▶ Exercise requirements
Each line of the material below should be reproduced exactly.

(Rows from a dataset)
-----
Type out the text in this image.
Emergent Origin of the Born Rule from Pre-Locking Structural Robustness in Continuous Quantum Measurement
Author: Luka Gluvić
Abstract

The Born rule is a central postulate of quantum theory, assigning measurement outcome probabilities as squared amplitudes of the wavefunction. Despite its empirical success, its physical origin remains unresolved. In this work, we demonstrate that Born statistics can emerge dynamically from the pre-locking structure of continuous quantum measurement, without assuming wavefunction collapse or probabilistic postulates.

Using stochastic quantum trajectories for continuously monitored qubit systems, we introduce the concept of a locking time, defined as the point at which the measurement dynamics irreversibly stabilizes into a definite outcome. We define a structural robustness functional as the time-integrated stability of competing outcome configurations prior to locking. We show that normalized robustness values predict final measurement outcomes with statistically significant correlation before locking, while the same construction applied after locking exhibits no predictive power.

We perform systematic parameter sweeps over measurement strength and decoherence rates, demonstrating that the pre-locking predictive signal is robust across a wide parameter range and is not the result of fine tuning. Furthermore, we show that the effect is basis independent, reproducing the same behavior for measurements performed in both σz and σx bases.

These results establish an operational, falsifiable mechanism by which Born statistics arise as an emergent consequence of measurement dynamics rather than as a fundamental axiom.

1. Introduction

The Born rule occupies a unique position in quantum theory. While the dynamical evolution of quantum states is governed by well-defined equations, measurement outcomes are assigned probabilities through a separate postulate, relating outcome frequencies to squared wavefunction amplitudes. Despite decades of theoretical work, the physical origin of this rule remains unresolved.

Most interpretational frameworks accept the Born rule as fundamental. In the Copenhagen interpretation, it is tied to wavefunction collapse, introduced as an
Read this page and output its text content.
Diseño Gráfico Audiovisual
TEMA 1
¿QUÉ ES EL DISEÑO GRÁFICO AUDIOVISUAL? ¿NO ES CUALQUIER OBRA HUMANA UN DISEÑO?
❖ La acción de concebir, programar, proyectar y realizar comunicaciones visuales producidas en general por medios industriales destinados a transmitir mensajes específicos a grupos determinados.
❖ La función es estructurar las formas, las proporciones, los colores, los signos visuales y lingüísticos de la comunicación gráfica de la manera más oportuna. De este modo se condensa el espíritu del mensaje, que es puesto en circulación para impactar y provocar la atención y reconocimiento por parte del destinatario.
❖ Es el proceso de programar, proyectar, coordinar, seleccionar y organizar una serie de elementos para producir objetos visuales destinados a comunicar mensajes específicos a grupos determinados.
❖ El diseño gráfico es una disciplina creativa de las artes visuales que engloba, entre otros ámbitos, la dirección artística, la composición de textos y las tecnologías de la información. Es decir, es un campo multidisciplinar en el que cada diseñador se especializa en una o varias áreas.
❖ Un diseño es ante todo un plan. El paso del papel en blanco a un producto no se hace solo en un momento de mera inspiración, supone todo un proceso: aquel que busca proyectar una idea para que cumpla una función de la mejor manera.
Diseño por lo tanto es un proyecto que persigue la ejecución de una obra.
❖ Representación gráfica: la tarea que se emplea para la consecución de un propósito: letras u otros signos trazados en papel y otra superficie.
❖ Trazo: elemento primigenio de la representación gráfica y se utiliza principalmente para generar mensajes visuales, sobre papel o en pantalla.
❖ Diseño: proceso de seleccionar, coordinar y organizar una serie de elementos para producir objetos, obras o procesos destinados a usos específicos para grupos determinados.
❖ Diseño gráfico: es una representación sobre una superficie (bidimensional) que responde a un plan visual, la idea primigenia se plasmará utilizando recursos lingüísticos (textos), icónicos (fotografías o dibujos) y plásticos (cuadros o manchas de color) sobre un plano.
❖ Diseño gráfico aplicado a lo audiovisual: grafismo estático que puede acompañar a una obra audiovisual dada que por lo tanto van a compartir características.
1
-----
▶ Full response
Type out the text in this image.
Emergent Origin of the Born Rule from Pre-Locking Structural Robustness in Continuous Quantum Measurement
Author: Luka Gluvić
Abstract

The Born rule is a central postulate of quantum theory, assigning measurement outcome probabilities as squared amplitudes of the wavefunction. Despite its empirical success, its physical origin remains unresolved. In this work, we demonstrate that Born statistics can emerge dynamically from the pre-locking structure of continuous quantum measurement, without assuming wavefunction collapse or probabilistic postulates.

Using stochastic quantum trajectories for continuously monitored qubit systems, we introduce the concept of a locking time, defined as the point at which the measurement dynamics irreversibly stabilizes into a definite outcome. We define a structural robustness functional as the time-integrated stability of competing outcome configurations prior to locking. We show that normalized robustness values predict final measurement outcomes with statistically significant correlation before locking, while the same construction applied after locking exhibits no predictive power.

We perform systematic parameter sweeps over measurement strength and decoherence rates, demonstrating that the pre-locking predictive signal is robust across a wide parameter range and is not the result of fine tuning. Furthermore, we show that the effect is basis independent, reproducing the same behavior for measurements performed in both σz and σx bases.

These results establish an operational, falsifiable mechanism by which Born statistics arise as an emergent consequence of measurement dynamics rather than as a fundamental axiom.

1. Introduction

The Born rule occupies a unique position in quantum theory. While the dynamical evolution of quantum states is governed by well-defined equations, measurement outcomes are assigned probabilities through a separate postulate, relating outcome frequencies to squared wavefunction amplitudes. Despite decades of theoretical work, the physical origin of this rule remains unresolved.

Most interpretational frameworks accept the Born rule as fundamental. In the Copenhagen interpretation, it is tied to wavefunction collapse, introduced as an
Read this page and output its text content.
Diseño Gráfico Audiovisual
TEMA 1
¿QUÉ ES EL DISEÑO GRÁFICO AUDIOVISUAL? ¿NO ES CUALQUIER OBRA HUMANA UN DISEÑO?
❖ La acción de concebir, programar, proyectar y realizar comunicaciones visuales producidas en general por medios industriales destinados a transmitir mensajes específicos a grupos determinados.
❖ La función es estructurar las formas, las proporciones, los colores, los signos visuales y lingüísticos de la comunicación gráfica de la manera más oportuna. De este modo se condensa el espíritu del mensaje, que es puesto en circulación para impactar y provocar la atención y reconocimiento por parte del destinatario.
❖ Es el proceso de programar, proyectar, coordinar, seleccionar y organizar una serie de elementos para producir objetos visuales destinados a comunicar mensajes específicos a grupos determinados.
❖ El diseño gráfico es una disciplina creativa de las artes visuales que engloba, entre otros ámbitos, la dirección artística, la composición de textos y las tecnologías de la información. Es decir, es un campo multidisciplinar en el que cada diseñador se especializa en una o varias áreas.
❖ Un diseño es ante todo un plan. El paso del papel en blanco a un producto no se hace solo en un momento de mera inspiración, supone todo un proceso: aquel que busca proyectar una idea para que cumpla una función de la mejor manera.
Diseño por lo tanto es un proyecto que persigue la ejecución de una obra.
❖ Representación gráfica: la tarea que se emplea para la consecución de un propósito: letras u otros signos trazados en papel y otra superficie.
❖ Trazo: elemento primigenio de la representación gráfica y se utiliza principalmente para generar mensajes visuales, sobre papel o en pantalla.
❖ Diseño: proceso de seleccionar, coordinar y organizar una serie de elementos para producir objetos, obras o procesos destinados a usos específicos para grupos determinados.
❖ Diseño gráfico: es una representación sobre una superficie (bidimensional) que responde a un plan visual, la idea primigenia se plasmará utilizando recursos lingüísticos (textos), icónicos (fotografías o dibujos) y plásticos (cuadros o manchas de color) sobre un plano.
❖ Diseño gráfico aplicado a lo audiovisual: grafismo estático que puede acompañar a una obra audiovisual dada que por lo tanto van a compartir características.
1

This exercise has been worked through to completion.